WHAT THE EXERCISE ASKS: Continue the article on the Battle of Af Urur from where it stops.

TEXT SECTION:

- Battle of Af Urur: Part of the War in Somalia
| Date | 8 June 2017 |
| Location | Af Urur, Somalia |
| Result | Al-Shabaab victory |

Belligerents
- Al-Shabaab: Puntland

Commanders and leaders
- Unknown: Lt. Col. Ahmed Muse Sangal † (base commander) Lt. Col. Mohamed Salah Jama Tusbahle † Col. Shire Cumar Cali † Capt. Yasin Nur Mohamed

Units involved
- Unknown: Puntland Security Force Puntland Dervish Force;

Strength
- 150–200: c. 150

Casualties and losses
- 5+ killed: 48+ killed 40 wounded several captured several defected

= Battle of Af Urur =

2017 attack in Puntland, Somalia

The Battle of Af Urur took place on 8 June 2017, when al-Shabaab militants attacked and overran the military base and village of Af Urur in Puntland, killing many soldiers of the Puntland Security Force. It was the deadliest terrorist attack of any militant group in Puntland since the autonomous state's foundation in 1998.

GIVEN RECORDS:
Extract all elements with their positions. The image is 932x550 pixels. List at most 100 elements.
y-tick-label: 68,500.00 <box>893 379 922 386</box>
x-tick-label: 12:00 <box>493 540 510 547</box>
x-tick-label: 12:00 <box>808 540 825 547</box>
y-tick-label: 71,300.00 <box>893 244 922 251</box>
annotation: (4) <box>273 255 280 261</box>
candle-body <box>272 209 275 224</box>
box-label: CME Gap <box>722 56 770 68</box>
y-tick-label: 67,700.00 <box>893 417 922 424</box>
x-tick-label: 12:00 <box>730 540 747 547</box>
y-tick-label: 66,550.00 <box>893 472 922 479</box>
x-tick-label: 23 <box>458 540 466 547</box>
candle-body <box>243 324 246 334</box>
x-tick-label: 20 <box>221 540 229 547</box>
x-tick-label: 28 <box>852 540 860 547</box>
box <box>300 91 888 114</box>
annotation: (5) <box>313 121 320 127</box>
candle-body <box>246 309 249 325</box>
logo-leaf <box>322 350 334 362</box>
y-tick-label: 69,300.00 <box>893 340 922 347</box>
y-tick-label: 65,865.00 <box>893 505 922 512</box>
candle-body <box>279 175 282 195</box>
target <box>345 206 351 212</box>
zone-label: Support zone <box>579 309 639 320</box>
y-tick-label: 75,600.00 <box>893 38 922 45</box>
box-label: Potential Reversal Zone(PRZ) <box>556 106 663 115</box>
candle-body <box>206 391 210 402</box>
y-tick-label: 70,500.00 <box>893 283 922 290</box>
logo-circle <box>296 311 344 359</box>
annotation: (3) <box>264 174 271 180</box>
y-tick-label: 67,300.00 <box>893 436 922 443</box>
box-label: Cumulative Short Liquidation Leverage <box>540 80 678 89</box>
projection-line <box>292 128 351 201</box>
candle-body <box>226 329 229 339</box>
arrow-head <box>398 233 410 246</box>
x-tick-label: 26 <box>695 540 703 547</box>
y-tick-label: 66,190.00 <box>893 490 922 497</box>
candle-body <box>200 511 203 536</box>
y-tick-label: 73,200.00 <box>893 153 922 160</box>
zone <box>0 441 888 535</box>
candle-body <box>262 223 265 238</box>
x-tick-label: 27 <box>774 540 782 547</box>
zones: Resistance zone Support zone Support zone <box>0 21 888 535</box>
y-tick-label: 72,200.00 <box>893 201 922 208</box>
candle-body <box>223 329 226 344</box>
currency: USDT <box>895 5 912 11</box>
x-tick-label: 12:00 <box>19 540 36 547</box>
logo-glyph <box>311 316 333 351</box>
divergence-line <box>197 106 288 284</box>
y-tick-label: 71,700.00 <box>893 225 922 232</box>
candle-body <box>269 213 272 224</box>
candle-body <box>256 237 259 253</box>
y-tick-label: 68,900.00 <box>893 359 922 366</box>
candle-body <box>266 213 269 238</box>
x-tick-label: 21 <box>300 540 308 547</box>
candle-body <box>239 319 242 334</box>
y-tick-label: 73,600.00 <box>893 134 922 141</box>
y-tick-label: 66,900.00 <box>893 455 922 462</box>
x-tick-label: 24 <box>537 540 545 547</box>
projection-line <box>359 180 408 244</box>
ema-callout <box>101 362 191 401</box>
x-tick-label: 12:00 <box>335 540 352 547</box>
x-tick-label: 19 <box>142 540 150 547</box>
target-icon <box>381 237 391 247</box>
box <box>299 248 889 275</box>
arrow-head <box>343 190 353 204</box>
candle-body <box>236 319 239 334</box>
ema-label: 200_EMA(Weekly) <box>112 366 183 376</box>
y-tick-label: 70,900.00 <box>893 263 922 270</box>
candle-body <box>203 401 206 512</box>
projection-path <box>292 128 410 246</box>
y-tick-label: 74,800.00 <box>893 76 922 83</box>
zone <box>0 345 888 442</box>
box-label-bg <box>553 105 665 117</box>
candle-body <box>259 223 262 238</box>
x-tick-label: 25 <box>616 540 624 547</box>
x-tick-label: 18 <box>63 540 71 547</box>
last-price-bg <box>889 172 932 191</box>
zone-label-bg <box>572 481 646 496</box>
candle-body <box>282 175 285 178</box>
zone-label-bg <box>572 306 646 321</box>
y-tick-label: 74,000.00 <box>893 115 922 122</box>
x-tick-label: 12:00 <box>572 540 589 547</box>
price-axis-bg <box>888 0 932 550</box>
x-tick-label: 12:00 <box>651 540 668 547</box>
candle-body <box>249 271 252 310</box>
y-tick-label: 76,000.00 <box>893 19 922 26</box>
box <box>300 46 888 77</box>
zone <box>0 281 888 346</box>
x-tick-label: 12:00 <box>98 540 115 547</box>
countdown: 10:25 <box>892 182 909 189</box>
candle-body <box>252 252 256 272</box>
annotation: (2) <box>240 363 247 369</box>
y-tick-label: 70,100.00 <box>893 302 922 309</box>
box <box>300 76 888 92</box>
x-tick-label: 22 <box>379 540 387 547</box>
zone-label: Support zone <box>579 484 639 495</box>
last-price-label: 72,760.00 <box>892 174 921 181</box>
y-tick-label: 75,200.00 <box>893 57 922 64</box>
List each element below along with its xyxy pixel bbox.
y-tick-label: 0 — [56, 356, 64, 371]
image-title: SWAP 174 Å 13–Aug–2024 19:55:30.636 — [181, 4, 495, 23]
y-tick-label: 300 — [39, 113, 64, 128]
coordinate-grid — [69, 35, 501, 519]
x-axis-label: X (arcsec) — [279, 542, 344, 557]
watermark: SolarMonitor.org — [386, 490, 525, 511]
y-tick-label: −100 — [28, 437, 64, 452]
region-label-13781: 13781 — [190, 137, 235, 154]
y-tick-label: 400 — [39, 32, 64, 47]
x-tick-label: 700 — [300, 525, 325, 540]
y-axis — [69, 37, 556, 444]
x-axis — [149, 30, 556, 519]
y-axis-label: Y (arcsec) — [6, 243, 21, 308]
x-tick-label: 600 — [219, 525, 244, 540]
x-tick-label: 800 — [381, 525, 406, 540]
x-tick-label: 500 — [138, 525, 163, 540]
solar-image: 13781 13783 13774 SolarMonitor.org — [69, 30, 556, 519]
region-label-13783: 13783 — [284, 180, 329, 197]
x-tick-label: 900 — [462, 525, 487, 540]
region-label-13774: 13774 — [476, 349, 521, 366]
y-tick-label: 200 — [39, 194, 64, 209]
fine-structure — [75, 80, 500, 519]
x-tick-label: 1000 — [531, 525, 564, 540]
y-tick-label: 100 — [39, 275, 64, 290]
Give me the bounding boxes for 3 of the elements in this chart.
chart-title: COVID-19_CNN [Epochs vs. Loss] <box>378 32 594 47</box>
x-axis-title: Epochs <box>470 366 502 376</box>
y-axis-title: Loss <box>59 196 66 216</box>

RESPONSE AREA:
== Background ==
The village of Af Urur is located in the Galgala mountains, which have long served as al-Shabaab stronghold, with around 300 fighters of the group believed to be active there by early 2017. Thus part of a contested area, Af Urur has been attacked and overrun by insurgents several times, with their last attack having taken place in January 2017. At the time, the local military base was defended by the paramilitary Puntland Dervish Force, which managed to beat back the assault after a fierce battle. In March, around 30-40 clan militiamen and insurgents surrendered to the Puntland forces at Af Urur and were integrated into the base garrison; the following events however suggest that at least some of these fighters were in reality still loyal to al-Shabaab and served as sleeper cells.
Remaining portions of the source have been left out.